Exercise aim:
Gather up every line that includes the string "Loudness".

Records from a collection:
☆ ☆ ☆ ☆

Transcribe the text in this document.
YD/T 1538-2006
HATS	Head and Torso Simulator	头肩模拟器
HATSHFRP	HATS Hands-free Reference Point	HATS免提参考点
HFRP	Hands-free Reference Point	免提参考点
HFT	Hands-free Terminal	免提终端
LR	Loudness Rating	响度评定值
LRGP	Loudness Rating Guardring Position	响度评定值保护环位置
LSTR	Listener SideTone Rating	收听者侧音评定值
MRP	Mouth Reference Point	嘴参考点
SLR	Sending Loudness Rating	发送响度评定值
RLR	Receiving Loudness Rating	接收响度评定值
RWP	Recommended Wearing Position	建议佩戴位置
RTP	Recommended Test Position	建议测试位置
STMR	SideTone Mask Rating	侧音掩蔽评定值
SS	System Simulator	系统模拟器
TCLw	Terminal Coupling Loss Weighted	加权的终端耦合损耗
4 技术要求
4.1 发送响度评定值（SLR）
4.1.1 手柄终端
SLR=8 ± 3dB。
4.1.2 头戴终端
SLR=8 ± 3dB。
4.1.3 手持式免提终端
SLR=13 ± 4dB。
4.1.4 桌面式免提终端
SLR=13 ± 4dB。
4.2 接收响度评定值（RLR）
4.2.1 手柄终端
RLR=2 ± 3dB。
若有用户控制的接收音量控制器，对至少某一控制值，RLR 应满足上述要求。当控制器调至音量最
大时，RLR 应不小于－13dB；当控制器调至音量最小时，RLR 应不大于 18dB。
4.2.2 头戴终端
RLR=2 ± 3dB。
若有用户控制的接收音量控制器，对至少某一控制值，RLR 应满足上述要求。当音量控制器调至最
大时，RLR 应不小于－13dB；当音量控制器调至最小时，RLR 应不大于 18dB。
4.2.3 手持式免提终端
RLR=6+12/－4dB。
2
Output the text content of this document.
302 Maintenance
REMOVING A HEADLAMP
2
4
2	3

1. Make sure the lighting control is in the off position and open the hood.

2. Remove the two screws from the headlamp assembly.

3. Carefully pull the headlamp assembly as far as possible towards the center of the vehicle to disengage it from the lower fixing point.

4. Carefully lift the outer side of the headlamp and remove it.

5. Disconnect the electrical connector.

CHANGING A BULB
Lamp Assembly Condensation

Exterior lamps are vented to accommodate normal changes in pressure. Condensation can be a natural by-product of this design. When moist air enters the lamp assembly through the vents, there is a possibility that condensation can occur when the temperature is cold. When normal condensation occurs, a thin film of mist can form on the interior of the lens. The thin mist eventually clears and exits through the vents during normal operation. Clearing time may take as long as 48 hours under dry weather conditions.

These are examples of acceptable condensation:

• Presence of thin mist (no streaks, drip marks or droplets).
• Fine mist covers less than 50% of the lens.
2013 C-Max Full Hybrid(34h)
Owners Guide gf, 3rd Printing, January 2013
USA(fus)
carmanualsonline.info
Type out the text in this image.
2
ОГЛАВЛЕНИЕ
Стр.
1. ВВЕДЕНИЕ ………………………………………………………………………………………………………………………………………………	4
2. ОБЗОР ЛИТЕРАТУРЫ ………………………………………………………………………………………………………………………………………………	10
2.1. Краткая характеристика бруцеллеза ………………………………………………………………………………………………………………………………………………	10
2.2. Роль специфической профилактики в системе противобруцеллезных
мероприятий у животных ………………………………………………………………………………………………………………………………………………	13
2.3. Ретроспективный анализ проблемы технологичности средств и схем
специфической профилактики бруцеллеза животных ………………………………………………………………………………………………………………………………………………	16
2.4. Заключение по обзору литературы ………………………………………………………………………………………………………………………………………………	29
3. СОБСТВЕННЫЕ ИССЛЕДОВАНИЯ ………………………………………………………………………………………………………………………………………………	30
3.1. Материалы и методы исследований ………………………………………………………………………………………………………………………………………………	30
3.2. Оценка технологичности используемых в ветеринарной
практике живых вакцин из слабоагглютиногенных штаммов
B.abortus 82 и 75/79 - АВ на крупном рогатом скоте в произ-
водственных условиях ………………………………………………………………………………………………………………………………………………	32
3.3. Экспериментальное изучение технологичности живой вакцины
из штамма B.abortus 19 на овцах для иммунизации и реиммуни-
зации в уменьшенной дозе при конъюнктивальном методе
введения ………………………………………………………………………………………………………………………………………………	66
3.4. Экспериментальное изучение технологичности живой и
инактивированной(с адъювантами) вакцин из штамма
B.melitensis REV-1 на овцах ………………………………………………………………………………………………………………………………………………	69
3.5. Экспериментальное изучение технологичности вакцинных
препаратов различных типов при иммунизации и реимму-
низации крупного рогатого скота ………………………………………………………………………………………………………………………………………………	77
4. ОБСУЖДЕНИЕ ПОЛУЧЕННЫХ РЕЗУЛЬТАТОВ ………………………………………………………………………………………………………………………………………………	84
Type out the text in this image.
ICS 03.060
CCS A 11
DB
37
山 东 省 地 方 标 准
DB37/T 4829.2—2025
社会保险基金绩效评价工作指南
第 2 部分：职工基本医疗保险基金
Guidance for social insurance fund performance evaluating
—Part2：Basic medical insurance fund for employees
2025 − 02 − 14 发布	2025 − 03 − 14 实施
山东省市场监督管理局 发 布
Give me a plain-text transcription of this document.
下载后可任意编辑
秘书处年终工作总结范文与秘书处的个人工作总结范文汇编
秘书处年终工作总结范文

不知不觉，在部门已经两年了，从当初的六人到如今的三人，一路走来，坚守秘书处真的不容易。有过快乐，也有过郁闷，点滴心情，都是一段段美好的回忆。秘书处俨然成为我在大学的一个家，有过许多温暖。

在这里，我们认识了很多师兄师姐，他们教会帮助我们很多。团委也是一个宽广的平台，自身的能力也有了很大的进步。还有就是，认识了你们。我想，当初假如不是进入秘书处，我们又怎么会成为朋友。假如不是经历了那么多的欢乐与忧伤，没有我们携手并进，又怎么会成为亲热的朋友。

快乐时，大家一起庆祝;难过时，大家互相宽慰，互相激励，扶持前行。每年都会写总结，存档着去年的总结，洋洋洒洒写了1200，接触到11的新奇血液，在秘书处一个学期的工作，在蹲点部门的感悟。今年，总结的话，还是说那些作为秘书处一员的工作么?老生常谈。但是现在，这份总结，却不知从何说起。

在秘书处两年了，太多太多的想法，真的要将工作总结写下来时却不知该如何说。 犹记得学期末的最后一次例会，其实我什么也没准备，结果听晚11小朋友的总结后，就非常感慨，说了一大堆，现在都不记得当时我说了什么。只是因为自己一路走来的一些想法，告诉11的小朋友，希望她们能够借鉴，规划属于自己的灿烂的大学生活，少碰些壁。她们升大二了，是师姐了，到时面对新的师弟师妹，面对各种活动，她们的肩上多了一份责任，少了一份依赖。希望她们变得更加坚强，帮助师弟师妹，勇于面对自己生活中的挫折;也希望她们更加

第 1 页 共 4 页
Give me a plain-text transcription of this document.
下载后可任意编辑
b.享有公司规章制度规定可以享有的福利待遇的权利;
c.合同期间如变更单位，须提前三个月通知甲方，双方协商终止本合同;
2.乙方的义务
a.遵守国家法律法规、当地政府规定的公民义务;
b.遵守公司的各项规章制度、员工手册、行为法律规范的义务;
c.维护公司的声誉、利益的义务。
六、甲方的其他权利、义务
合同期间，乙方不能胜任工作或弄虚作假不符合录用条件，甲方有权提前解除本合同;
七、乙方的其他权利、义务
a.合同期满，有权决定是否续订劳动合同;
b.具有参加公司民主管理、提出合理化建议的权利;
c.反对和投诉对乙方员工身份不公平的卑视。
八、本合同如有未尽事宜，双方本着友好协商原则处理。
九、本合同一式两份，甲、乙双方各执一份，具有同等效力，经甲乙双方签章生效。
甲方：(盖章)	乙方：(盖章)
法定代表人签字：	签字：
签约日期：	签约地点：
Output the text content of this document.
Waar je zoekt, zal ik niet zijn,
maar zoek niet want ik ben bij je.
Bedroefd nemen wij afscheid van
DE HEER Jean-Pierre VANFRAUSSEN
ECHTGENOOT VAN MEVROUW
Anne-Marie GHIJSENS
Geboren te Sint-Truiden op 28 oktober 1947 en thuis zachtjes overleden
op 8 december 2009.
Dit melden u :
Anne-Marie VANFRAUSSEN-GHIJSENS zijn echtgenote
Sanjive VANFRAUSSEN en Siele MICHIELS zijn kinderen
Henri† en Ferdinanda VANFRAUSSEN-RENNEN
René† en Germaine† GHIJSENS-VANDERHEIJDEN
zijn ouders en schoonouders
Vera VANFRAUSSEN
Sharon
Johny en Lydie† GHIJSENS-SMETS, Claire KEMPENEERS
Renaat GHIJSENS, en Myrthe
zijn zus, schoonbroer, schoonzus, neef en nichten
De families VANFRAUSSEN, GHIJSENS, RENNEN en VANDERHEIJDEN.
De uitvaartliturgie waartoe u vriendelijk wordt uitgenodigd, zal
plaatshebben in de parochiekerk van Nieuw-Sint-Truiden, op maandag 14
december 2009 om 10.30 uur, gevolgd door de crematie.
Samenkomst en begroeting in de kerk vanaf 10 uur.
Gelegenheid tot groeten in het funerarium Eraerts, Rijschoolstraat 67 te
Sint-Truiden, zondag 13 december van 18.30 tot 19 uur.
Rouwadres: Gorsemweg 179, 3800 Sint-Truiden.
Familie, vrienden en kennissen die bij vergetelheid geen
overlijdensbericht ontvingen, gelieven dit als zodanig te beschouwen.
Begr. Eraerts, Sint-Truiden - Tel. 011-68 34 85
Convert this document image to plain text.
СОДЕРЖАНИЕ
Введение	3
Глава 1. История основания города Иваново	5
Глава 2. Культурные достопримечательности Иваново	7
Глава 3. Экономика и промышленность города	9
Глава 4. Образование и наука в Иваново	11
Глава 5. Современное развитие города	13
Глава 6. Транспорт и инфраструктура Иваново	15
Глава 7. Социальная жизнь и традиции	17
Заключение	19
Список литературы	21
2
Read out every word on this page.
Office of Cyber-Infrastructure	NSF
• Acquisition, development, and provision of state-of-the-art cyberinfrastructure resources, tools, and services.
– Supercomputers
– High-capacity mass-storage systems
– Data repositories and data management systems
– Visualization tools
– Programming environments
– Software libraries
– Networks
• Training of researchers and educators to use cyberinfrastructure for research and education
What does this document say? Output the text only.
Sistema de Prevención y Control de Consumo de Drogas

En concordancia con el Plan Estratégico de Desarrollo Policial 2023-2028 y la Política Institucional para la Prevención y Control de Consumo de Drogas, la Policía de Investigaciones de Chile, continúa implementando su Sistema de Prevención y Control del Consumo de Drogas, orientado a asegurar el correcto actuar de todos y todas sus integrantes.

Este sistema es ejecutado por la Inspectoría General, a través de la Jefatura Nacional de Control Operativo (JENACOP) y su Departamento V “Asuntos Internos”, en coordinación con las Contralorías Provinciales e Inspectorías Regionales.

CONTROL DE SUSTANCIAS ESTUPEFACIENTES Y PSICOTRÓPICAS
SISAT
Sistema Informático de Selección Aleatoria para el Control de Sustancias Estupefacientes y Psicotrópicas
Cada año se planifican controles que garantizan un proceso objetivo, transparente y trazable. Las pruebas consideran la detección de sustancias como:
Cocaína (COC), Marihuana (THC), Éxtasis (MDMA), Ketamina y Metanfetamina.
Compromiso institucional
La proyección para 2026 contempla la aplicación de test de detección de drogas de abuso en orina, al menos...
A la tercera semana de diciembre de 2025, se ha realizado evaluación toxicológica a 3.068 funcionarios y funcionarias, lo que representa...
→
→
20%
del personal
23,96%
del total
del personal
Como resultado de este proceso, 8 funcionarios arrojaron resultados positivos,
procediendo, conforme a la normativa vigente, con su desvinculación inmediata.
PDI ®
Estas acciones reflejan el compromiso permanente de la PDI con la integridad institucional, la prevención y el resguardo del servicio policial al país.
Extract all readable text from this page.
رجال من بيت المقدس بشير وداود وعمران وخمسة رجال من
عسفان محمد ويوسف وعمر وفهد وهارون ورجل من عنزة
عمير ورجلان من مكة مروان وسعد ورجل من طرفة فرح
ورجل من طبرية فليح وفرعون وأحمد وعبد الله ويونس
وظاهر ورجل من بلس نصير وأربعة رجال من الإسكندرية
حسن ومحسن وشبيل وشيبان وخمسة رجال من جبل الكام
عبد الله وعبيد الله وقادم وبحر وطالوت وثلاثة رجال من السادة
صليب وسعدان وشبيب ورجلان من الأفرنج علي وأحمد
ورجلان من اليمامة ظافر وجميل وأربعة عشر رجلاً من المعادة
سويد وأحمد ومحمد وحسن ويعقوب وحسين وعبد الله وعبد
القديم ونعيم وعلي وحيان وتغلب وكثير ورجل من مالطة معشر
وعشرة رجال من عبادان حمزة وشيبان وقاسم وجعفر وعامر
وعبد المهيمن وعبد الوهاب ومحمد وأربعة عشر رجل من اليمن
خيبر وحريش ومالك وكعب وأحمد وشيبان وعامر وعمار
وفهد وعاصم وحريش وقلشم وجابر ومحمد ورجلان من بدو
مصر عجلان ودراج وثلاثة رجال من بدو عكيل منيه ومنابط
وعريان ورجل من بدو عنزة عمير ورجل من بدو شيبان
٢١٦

☆ ☆ ☆ ☆

The response:
LR	Loudness Rating	响度评定值
LRGP	Loudness Rating Guardring Position	响度评定值保护环位置
SLR	Sending Loudness Rating	发送响度评定值
RLR	Receiving Loudness Rating	接收响度评定值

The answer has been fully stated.